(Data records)
────────────────────
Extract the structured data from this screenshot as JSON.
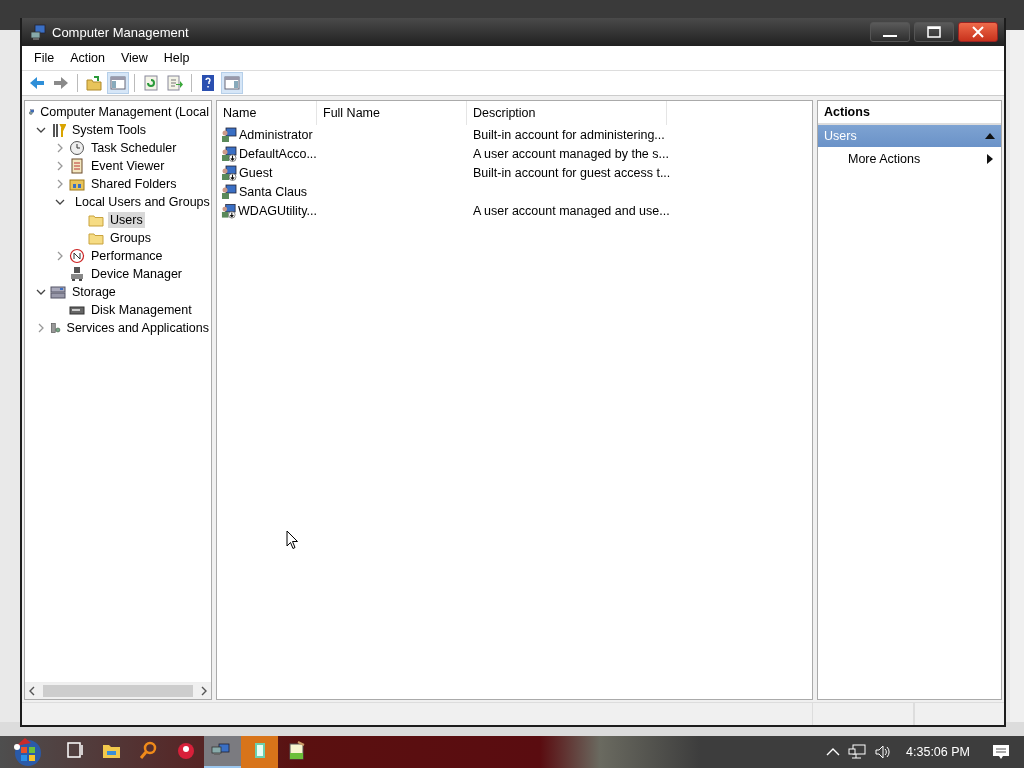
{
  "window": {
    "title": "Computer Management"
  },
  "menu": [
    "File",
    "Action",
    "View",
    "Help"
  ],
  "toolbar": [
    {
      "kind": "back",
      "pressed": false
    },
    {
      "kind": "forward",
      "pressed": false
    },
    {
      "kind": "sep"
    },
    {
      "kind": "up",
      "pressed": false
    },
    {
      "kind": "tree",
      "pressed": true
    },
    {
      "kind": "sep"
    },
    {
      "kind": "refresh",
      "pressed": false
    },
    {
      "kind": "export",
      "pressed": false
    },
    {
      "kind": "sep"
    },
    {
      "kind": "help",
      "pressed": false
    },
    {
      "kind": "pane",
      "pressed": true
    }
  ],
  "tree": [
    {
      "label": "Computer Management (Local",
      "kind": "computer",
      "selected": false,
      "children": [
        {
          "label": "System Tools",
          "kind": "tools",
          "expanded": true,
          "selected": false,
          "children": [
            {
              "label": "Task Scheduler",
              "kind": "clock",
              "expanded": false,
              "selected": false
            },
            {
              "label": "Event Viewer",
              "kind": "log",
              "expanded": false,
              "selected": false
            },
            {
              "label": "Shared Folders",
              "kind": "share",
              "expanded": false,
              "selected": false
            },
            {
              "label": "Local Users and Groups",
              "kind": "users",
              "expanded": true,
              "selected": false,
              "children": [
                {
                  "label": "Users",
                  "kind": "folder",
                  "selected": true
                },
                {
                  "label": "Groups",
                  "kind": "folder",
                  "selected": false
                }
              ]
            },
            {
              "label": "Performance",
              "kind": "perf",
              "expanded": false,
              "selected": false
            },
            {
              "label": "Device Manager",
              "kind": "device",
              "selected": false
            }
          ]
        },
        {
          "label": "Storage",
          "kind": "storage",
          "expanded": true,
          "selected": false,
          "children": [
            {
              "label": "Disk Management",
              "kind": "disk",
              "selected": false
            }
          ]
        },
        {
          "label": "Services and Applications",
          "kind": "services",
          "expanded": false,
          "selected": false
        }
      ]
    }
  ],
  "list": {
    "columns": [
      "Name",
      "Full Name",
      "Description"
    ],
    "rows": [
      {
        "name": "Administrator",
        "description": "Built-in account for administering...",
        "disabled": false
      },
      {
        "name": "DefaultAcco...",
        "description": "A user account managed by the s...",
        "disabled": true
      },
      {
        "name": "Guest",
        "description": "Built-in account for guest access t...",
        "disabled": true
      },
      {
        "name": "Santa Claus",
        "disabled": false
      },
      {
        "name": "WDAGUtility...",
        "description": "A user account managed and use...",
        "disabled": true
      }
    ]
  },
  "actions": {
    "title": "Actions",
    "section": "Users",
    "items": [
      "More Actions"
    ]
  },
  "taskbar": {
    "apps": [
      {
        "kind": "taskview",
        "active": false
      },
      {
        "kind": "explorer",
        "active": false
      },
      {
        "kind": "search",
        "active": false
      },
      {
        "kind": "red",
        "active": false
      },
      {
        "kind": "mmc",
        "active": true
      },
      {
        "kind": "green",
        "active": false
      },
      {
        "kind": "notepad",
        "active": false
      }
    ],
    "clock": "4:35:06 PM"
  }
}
────────────────────
● What you are asked to do:
Without including any pictures, output all the entries above exactly.

● Response below:
Extract the structured data from this screenshot as JSON.
{
  "window": {
    "title": "Computer Management"
  },
  "menu": [
    "File",
    "Action",
    "View",
    "Help"
  ],
  "toolbar": [
    {
      "kind": "back",
      "pressed": false
    },
    {
      "kind": "forward",
      "pressed": false
    },
    {
      "kind": "sep"
    },
    {
      "kind": "up",
      "pressed": false
    },
    {
      "kind": "tree",
      "pressed": true
    },
    {
      "kind": "sep"
    },
    {
      "kind": "refresh",
      "pressed": false
    },
    {
      "kind": "export",
      "pressed": false
    },
    {
      "kind": "sep"
    },
    {
      "kind": "help",
      "pressed": false
    },
    {
      "kind": "pane",
      "pressed": true
    }
  ],
  "tree": [
    {
      "label": "Computer Management (Local",
      "kind": "computer",
      "selected": false,
      "children": [
        {
          "label": "System Tools",
          "kind": "tools",
          "expanded": true,
          "selected": false,
          "children": [
            {
              "label": "Task Scheduler",
              "kind": "clock",
              "expanded": false,
              "selected": false
            },
            {
              "label": "Event Viewer",
              "kind": "log",
              "expanded": false,
              "selected": false
            },
            {
              "label": "Shared Folders",
              "kind": "share",
              "expanded": false,
              "selected": false
            },
            {
              "label": "Local Users and Groups",
              "kind": "users",
              "expanded": true,
              "selected": false,
              "children": [
                {
                  "label": "Users",
                  "kind": "folder",
                  "selected": true
                },
                {
                  "label": "Groups",
                  "kind": "folder",
                  "selected": false
                }
              ]
            },
            {
              "label": "Performance",
              "kind": "perf",
              "expanded": false,
              "selected": false
            },
            {
              "label": "Device Manager",
              "kind": "device",
              "selected": false
            }
          ]
        },
        {
          "label": "Storage",
          "kind": "storage",
          "expanded": true,
          "selected": false,
          "children": [
            {
              "label": "Disk Management",
              "kind": "disk",
              "selected": false
            }
          ]
        },
        {
          "label": "Services and Applications",
          "kind": "services",
          "expanded": false,
          "selected": false
        }
      ]
    }
  ],
  "list": {
    "columns": [
      "Name",
      "Full Name",
      "Description"
    ],
    "rows": [
      {
        "name": "Administrator",
        "description": "Built-in account for administering...",
        "disabled": false
      },
      {
        "name": "DefaultAcco...",
        "description": "A user account managed by the s...",
        "disabled": true
      },
      {
        "name": "Guest",
        "description": "Built-in account for guest access t...",
        "disabled": true
      },
      {
        "name": "Santa Claus",
        "disabled": false
      },
      {
        "name": "WDAGUtility...",
        "description": "A user account managed and use...",
        "disabled": true
      }
    ]
  },
  "actions": {
    "title": "Actions",
    "section": "Users",
    "items": [
      "More Actions"
    ]
  },
  "taskbar": {
    "apps": [
      {
        "kind": "taskview",
        "active": false
      },
      {
        "kind": "explorer",
        "active": false
      },
      {
        "kind": "search",
        "active": false
      },
      {
        "kind": "red",
        "active": false
      },
      {
        "kind": "mmc",
        "active": true
      },
      {
        "kind": "green",
        "active": false
      },
      {
        "kind": "notepad",
        "active": false
      }
    ],
    "clock": "4:35:06 PM"
  }
}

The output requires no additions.